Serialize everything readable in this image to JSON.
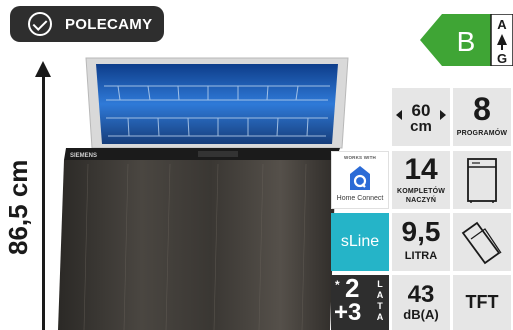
{
  "badge": {
    "label": "POLECAMY"
  },
  "energy": {
    "class": "B",
    "scale_top": "A",
    "scale_bottom": "G",
    "color": "#3fa535"
  },
  "dimensions": {
    "height": "86,5 cm"
  },
  "appliance": {
    "brand": "SIEMENS"
  },
  "specs": {
    "width_value": "60",
    "width_unit": "cm",
    "programs_value": "8",
    "programs_label": "PROGRAMÓW",
    "homeconnect_top": "WORKS WITH",
    "homeconnect_label": "Home Connect",
    "place_settings_value": "14",
    "place_settings_label_1": "KOMPLETÓW",
    "place_settings_label_2": "NACZYŃ",
    "series_label": "sLine",
    "series_color": "#25b4c8",
    "water_value": "9,5",
    "water_label": "LITRA",
    "warranty_star": "*",
    "warranty_base": "2",
    "warranty_extra": "+3",
    "warranty_label": "LATA",
    "noise_value": "43",
    "noise_unit": "dB(A)",
    "display_label": "TFT"
  }
}
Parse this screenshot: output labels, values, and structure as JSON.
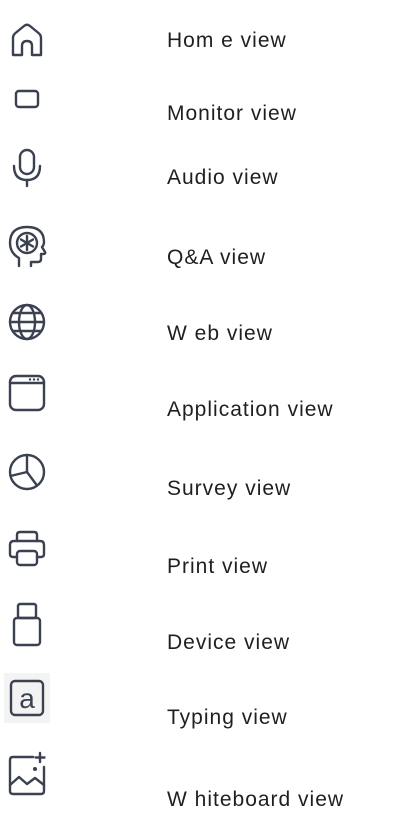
{
  "views": [
    {
      "label": "Hom e view",
      "icon": "home-icon"
    },
    {
      "label": "Monitor view",
      "icon": "monitor-icon"
    },
    {
      "label": "Audio view",
      "icon": "microphone-icon"
    },
    {
      "label": "Q&A view",
      "icon": "head-asterisk-icon"
    },
    {
      "label": "W eb view",
      "icon": "globe-icon"
    },
    {
      "label": "Application view",
      "icon": "application-window-icon"
    },
    {
      "label": "Survey view",
      "icon": "pie-chart-icon"
    },
    {
      "label": "Print view",
      "icon": "printer-icon"
    },
    {
      "label": "Device view",
      "icon": "usb-device-icon"
    },
    {
      "label": "Typing view",
      "icon": "letter-a-box-icon"
    },
    {
      "label": "W hiteboard view",
      "icon": "whiteboard-image-icon"
    }
  ],
  "colors": {
    "icon": "#3b4150",
    "text": "#1f1f1f",
    "icon_bg": "#f3f3f3"
  }
}
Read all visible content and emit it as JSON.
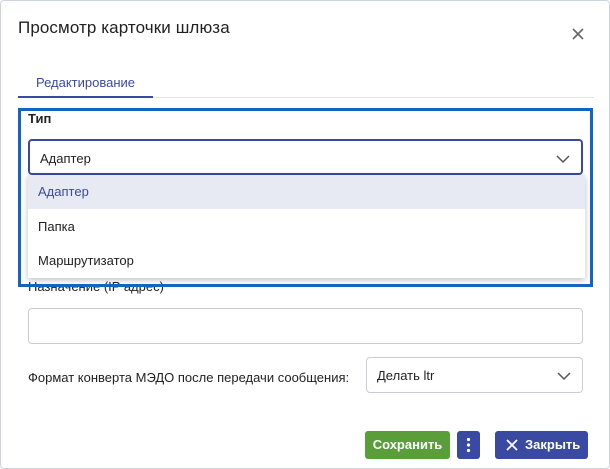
{
  "dialog": {
    "title": "Просмотр карточки шлюза"
  },
  "tabs": [
    {
      "label": "Редактирование",
      "active": true
    }
  ],
  "type_field": {
    "label": "Тип",
    "value": "Адаптер",
    "options": [
      "Адаптер",
      "Папка",
      "Маршрутизатор"
    ]
  },
  "ip_field": {
    "label": "Назначение (IP адрес)",
    "value": ""
  },
  "format_field": {
    "label": "Формат конверта МЭДО после передачи сообщения:",
    "value": "Делать ltr"
  },
  "buttons": {
    "save": "Сохранить",
    "close": "Закрыть"
  },
  "colors": {
    "accent": "#3a4aa3",
    "save": "#5a9e3a",
    "focus_frame": "#1565c0"
  },
  "icons": [
    "close-icon",
    "chevron-down-icon",
    "more-vertical-icon",
    "x-icon"
  ]
}
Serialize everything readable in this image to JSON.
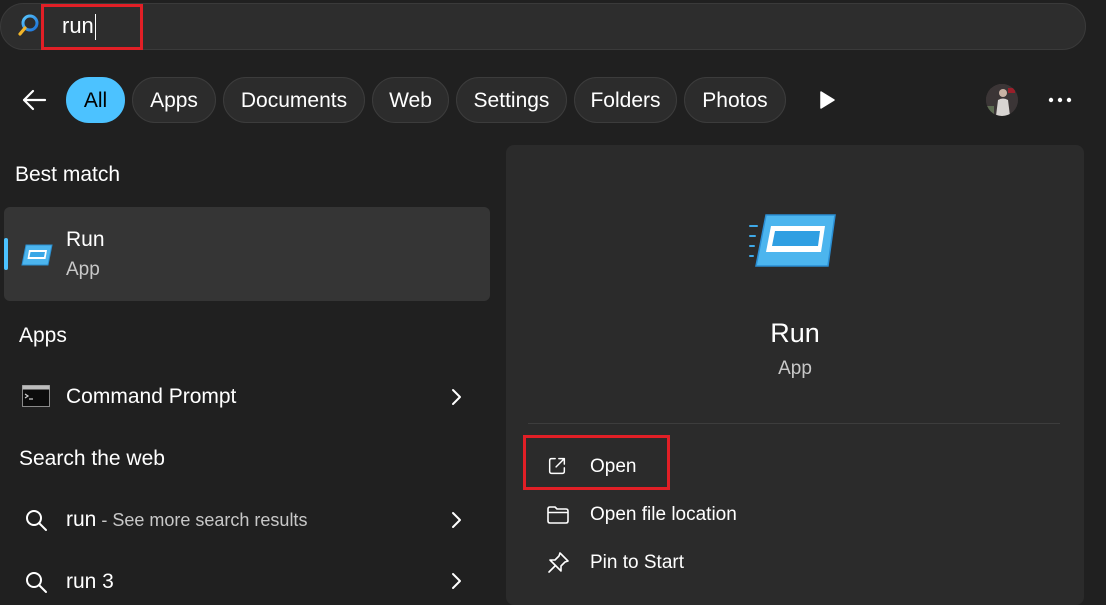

○ ○ ○ ○ ○ ○ ○

* _What the exercise asks_
Take the listing above and print it exactly, apart from the pictures.

* _Result_
Serialize everything readable in this image to JSON.
{
  "badge": {
    "label": "POLECAMY"
  },
  "energy": {
    "class": "B",
    "scale_top": "A",
    "scale_bottom": "G",
    "color": "#3fa535"
  },
  "dimensions": {
    "height": "86,5 cm"
  },
  "appliance": {
    "brand": "SIEMENS"
  },
  "specs": {
    "width_value": "60",
    "width_unit": "cm",
    "programs_value": "8",
    "programs_label": "PROGRAMÓW",
    "homeconnect_top": "WORKS WITH",
    "homeconnect_label": "Home Connect",
    "place_settings_value": "14",
    "place_settings_label_1": "KOMPLETÓW",
    "place_settings_label_2": "NACZYŃ",
    "series_label": "sLine",
    "series_color": "#25b4c8",
    "water_value": "9,5",
    "water_label": "LITRA",
    "warranty_star": "*",
    "warranty_base": "2",
    "warranty_extra": "+3",
    "warranty_label": "LATA",
    "noise_value": "43",
    "noise_unit": "dB(A)",
    "display_label": "TFT"
  }
}
Parse this screenshot: output labels, values, and structure as JSON.
{
  "views": [
    {
      "label": "Hom e view",
      "icon": "home-icon"
    },
    {
      "label": "Monitor view",
      "icon": "monitor-icon"
    },
    {
      "label": "Audio view",
      "icon": "microphone-icon"
    },
    {
      "label": "Q&A view",
      "icon": "head-asterisk-icon"
    },
    {
      "label": "W eb view",
      "icon": "globe-icon"
    },
    {
      "label": "Application view",
      "icon": "application-window-icon"
    },
    {
      "label": "Survey view",
      "icon": "pie-chart-icon"
    },
    {
      "label": "Print view",
      "icon": "printer-icon"
    },
    {
      "label": "Device view",
      "icon": "usb-device-icon"
    },
    {
      "label": "Typing view",
      "icon": "letter-a-box-icon"
    },
    {
      "label": "W hiteboard view",
      "icon": "whiteboard-image-icon"
    }
  ],
  "colors": {
    "icon": "#3b4150",
    "text": "#1f1f1f",
    "icon_bg": "#f3f3f3"
  }
}
Read all visible content and emit it as JSON.
{
  "dialog": {
    "title": "Просмотр карточки шлюза"
  },
  "tabs": [
    {
      "label": "Редактирование",
      "active": true
    }
  ],
  "type_field": {
    "label": "Тип",
    "value": "Адаптер",
    "options": [
      "Адаптер",
      "Папка",
      "Маршрутизатор"
    ]
  },
  "ip_field": {
    "label": "Назначение (IP адрес)",
    "value": ""
  },
  "format_field": {
    "label": "Формат конверта МЭДО после передачи сообщения:",
    "value": "Делать ltr"
  },
  "buttons": {
    "save": "Сохранить",
    "close": "Закрыть"
  },
  "colors": {
    "accent": "#3a4aa3",
    "save": "#5a9e3a",
    "focus_frame": "#1565c0"
  },
  "icons": [
    "close-icon",
    "chevron-down-icon",
    "more-vertical-icon",
    "x-icon"
  ]
}
Serialize everything readable in this image to JSON.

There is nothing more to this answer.